Fitzpatrick's Fabulous Future: constraints

Wednesday, October 5, 2022

Success with C++

Having recently written on the possible decline of C++, it is perhaps only fair that I share a success story about C++. The C++ programming language is still alive, and still useful. I should know, because a recent project used C++, and successfully!

The project was to maintain and enhance an existing C++ program. The program was written by other programmers before I arrived, over a period of years. Most of the original developers were no longer on the project. (In other words, a legacy system.)

The program itself is small by today's standards, with less than 300,000 lines of source code. It also has an unusual design (by today's standards): The program calculates economic forecasts, using a set of input data. It has no interaction with the user; the calculations are made completely with nothing more than the input data and program logic.

We (the development team) have successfully maintained and enhanced this program by following some rules, and placing some constraints upon ourselves. The goal was to make the code easy to read, easy to debug, and easy to modify. We made some design decisions for performance, but only after our initial design was shown to be slow. These constraints, I think, were key to our success.

We use a subset of C++. The language is large and offers many capabilities; we pick those that are necessary. We use classes. We rarely use inheritance. Instead, we build classes from composition. Thus, we had no problems with slicing of objects. (Slicing is an effect that can occur in C++, when casting a derived class to a base class. It generally does not occur in other OOP languages.) There are a very small number of classes that use inheritance, and in those cases we often want slicing.

We use STL but not BOOST. The STL (the Standard Template Library) is enough for our needs, and we use only what we need: strings, vectors, maps, and an occasional algorithm.

^^^^

**To-do list**
a) List the parts of the STL that the post about succeeding with C++ says the team uses.
b) Pick up the post about succeeding with C++ right after its last sentence and write what comes next.

(Layout annotation records)
^^^^

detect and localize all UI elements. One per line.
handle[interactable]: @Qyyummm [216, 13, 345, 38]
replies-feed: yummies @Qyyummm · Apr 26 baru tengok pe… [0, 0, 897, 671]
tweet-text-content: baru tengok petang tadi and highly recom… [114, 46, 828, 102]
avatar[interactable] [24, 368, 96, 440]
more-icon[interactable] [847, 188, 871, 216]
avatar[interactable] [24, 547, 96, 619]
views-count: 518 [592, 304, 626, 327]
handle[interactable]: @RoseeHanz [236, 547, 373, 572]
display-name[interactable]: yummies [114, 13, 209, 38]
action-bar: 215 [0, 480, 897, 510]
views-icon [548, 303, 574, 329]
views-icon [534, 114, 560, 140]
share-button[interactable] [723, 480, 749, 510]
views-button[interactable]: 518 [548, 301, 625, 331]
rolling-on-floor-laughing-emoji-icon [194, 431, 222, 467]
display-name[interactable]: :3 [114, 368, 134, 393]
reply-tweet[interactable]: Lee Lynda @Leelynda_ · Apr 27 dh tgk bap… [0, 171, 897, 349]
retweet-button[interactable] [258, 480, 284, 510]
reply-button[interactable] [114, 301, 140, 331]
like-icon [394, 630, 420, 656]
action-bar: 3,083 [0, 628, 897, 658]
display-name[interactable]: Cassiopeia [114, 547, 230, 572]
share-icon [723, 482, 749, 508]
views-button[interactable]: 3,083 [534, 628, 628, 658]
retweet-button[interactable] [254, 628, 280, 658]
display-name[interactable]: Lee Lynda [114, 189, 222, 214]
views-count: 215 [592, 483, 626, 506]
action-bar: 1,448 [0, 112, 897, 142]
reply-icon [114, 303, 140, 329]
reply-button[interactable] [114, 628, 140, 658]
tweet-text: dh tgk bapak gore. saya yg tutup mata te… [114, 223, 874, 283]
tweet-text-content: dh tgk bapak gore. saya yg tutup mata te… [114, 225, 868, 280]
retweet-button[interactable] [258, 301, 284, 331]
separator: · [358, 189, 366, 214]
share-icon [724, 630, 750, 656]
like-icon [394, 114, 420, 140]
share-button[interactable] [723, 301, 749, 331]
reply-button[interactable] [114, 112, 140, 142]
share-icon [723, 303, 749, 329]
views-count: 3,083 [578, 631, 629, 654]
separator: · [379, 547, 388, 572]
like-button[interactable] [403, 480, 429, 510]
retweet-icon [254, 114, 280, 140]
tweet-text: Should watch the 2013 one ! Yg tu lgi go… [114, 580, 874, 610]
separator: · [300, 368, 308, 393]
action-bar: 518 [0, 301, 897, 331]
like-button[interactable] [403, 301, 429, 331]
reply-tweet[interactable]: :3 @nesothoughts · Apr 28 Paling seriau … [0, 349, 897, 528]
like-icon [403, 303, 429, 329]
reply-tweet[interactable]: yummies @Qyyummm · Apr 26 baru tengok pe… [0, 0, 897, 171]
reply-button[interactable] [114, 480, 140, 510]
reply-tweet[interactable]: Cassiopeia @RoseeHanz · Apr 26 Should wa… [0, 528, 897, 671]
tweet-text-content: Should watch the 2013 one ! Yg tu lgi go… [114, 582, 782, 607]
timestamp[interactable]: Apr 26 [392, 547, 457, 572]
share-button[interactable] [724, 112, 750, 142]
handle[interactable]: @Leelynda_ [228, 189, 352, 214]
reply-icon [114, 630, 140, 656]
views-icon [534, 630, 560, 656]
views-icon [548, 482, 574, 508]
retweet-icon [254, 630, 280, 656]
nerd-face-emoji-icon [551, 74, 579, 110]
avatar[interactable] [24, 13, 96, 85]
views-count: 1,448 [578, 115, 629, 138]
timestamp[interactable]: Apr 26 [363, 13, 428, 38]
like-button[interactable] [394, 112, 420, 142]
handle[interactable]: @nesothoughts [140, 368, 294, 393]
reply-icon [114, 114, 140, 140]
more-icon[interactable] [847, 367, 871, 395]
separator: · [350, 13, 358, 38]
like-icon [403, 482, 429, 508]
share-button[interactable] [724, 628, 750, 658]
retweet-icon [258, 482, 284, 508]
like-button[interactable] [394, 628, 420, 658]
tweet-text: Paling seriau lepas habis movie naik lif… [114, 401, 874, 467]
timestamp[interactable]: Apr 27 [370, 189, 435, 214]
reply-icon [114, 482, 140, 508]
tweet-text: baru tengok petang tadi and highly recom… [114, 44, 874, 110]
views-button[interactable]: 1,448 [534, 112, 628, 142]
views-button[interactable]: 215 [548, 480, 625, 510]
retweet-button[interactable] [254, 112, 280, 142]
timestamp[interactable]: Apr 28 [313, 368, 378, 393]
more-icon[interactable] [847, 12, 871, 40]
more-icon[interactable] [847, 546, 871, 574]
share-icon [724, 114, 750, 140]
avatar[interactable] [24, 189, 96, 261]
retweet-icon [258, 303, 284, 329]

^^^^

**Answer list**
a) strings, vectors, maps, an occasional algorithm

b)
We followed the Java convention for files, classes, class names, and function names. That is, each class is stored in its own file. (In C++, we have two files, for the header file and the source file.) The name of the file is the name of the class (with a ".h" or ".cpp" extension). The class name uses camel-case, with a capital letter at the beginning of each word, for names such as "Year" or "HitAdjustment". Function names use snake-case with all lower-case letters and underscores between words. This naming convention simplified a lot of our code. When creating objects, we could create an object of type Year and name it "year". (The older code using no naming conventions, and many classes had lower-case names, which meant that when creating an object of type "ymd" (for example) we had to pick a name like "my_ymd" and keep track mentally of what was a class name and what was a variable name.)

We do not use namespaces. That is, we do not "use std" or any other namespace. This forces us to specify the namespace for every class. While tedious, it provides the benefit that one can easily see the class for function names. There is no need to search through the code, or guess about a function.

We use operator overloading only for a few classes, and only when the operators are obvious. Most of our code uses function calls. This also reduces guesswork by developers.

We have no friend classes and no friend functions. (We could use them, but we don't need them.)

Our attitude towards memory management is casual. Current operating systems provide a 2 gigabyte space for our programs, and that is enough for our needs. (It has been so far.) We avoid pointers and dynamic allocation of memory. STL allocates memory for its objects, and we assume that it will manage that memory properly.

We do not use lambdas or closures. (We could use them, but we don't need them.)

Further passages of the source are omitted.